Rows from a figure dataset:
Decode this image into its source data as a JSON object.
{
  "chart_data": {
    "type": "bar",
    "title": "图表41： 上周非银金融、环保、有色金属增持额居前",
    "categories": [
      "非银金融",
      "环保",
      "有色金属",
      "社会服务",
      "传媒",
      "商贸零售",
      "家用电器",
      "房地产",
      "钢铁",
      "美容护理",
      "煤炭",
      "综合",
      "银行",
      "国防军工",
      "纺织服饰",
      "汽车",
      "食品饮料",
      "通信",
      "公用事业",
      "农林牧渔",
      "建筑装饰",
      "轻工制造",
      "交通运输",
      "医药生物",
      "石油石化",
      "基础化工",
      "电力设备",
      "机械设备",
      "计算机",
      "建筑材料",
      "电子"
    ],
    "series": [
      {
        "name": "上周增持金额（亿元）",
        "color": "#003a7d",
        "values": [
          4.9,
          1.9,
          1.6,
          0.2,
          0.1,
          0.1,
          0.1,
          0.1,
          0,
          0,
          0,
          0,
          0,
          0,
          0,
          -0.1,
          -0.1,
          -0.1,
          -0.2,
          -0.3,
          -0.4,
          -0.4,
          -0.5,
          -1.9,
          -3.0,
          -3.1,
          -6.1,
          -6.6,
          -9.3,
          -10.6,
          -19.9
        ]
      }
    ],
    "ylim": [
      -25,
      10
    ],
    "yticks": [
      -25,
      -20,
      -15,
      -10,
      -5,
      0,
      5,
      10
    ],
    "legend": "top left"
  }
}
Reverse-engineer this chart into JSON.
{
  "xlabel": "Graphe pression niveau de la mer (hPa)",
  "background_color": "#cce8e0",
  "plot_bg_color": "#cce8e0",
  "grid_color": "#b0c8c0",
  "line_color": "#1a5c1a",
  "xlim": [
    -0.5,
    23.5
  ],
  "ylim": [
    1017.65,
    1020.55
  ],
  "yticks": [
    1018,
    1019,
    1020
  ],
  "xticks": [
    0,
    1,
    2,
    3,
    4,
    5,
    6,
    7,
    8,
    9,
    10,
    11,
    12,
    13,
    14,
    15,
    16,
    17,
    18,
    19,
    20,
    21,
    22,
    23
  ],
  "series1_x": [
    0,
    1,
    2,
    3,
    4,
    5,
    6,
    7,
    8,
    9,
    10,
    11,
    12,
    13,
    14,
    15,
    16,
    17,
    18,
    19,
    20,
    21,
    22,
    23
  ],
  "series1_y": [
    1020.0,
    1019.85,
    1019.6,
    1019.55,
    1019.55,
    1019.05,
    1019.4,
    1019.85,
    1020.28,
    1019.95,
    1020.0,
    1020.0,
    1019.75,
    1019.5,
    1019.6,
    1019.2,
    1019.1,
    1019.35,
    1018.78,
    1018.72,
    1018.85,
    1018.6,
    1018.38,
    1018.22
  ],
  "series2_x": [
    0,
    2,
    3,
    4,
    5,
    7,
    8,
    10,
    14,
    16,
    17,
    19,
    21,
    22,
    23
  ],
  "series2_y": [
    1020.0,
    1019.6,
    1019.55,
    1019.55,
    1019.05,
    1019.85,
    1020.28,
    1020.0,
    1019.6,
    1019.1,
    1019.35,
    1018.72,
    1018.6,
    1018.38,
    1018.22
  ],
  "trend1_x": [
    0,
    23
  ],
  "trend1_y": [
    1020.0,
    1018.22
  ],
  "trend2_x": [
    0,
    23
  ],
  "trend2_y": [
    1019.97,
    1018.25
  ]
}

- _THE REQUEST_
Go through the records above and set each one down exactly, please.

- _SOLUTION_
Decode this image into its source data as a JSON object.
{
  "chart_data": {
    "type": "bar",
    "title": "图表41： 上周非银金融、环保、有色金属增持额居前",
    "categories": [
      "非银金融",
      "环保",
      "有色金属",
      "社会服务",
      "传媒",
      "商贸零售",
      "家用电器",
      "房地产",
      "钢铁",
      "美容护理",
      "煤炭",
      "综合",
      "银行",
      "国防军工",
      "纺织服饰",
      "汽车",
      "食品饮料",
      "通信",
      "公用事业",
      "农林牧渔",
      "建筑装饰",
      "轻工制造",
      "交通运输",
      "医药生物",
      "石油石化",
      "基础化工",
      "电力设备",
      "机械设备",
      "计算机",
      "建筑材料",
      "电子"
    ],
    "series": [
      {
        "name": "上周增持金额（亿元）",
        "color": "#003a7d",
        "values": [
          4.9,
          1.9,
          1.6,
          0.2,
          0.1,
          0.1,
          0.1,
          0.1,
          0,
          0,
          0,
          0,
          0,
          0,
          0,
          -0.1,
          -0.1,
          -0.1,
          -0.2,
          -0.3,
          -0.4,
          -0.4,
          -0.5,
          -1.9,
          -3.0,
          -3.1,
          -6.1,
          -6.6,
          -9.3,
          -10.6,
          -19.9
        ]
      }
    ],
    "ylim": [
      -25,
      10
    ],
    "yticks": [
      -25,
      -20,
      -15,
      -10,
      -5,
      0,
      5,
      10
    ],
    "legend": "top left"
  }
}
Reverse-engineer this chart into JSON.
{
  "xlabel": "Graphe pression niveau de la mer (hPa)",
  "background_color": "#cce8e0",
  "plot_bg_color": "#cce8e0",
  "grid_color": "#b0c8c0",
  "line_color": "#1a5c1a",
  "xlim": [
    -0.5,
    23.5
  ],
  "ylim": [
    1017.65,
    1020.55
  ],
  "yticks": [
    1018,
    1019,
    1020
  ],
  "xticks": [
    0,
    1,
    2,
    3,
    4,
    5,
    6,
    7,
    8,
    9,
    10,
    11,
    12,
    13,
    14,
    15,
    16,
    17,
    18,
    19,
    20,
    21,
    22,
    23
  ],
  "series1_x": [
    0,
    1,
    2,
    3,
    4,
    5,
    6,
    7,
    8,
    9,
    10,
    11,
    12,
    13,
    14,
    15,
    16,
    17,
    18,
    19,
    20,
    21,
    22,
    23
  ],
  "series1_y": [
    1020.0,
    1019.85,
    1019.6,
    1019.55,
    1019.55,
    1019.05,
    1019.4,
    1019.85,
    1020.28,
    1019.95,
    1020.0,
    1020.0,
    1019.75,
    1019.5,
    1019.6,
    1019.2,
    1019.1,
    1019.35,
    1018.78,
    1018.72,
    1018.85,
    1018.6,
    1018.38,
    1018.22
  ],
  "series2_x": [
    0,
    2,
    3,
    4,
    5,
    7,
    8,
    10,
    14,
    16,
    17,
    19,
    21,
    22,
    23
  ],
  "series2_y": [
    1020.0,
    1019.6,
    1019.55,
    1019.55,
    1019.05,
    1019.85,
    1020.28,
    1020.0,
    1019.6,
    1019.1,
    1019.35,
    1018.72,
    1018.6,
    1018.38,
    1018.22
  ],
  "trend1_x": [
    0,
    23
  ],
  "trend1_y": [
    1020.0,
    1018.22
  ],
  "trend2_x": [
    0,
    23
  ],
  "trend2_y": [
    1019.97,
    1018.25
  ]
}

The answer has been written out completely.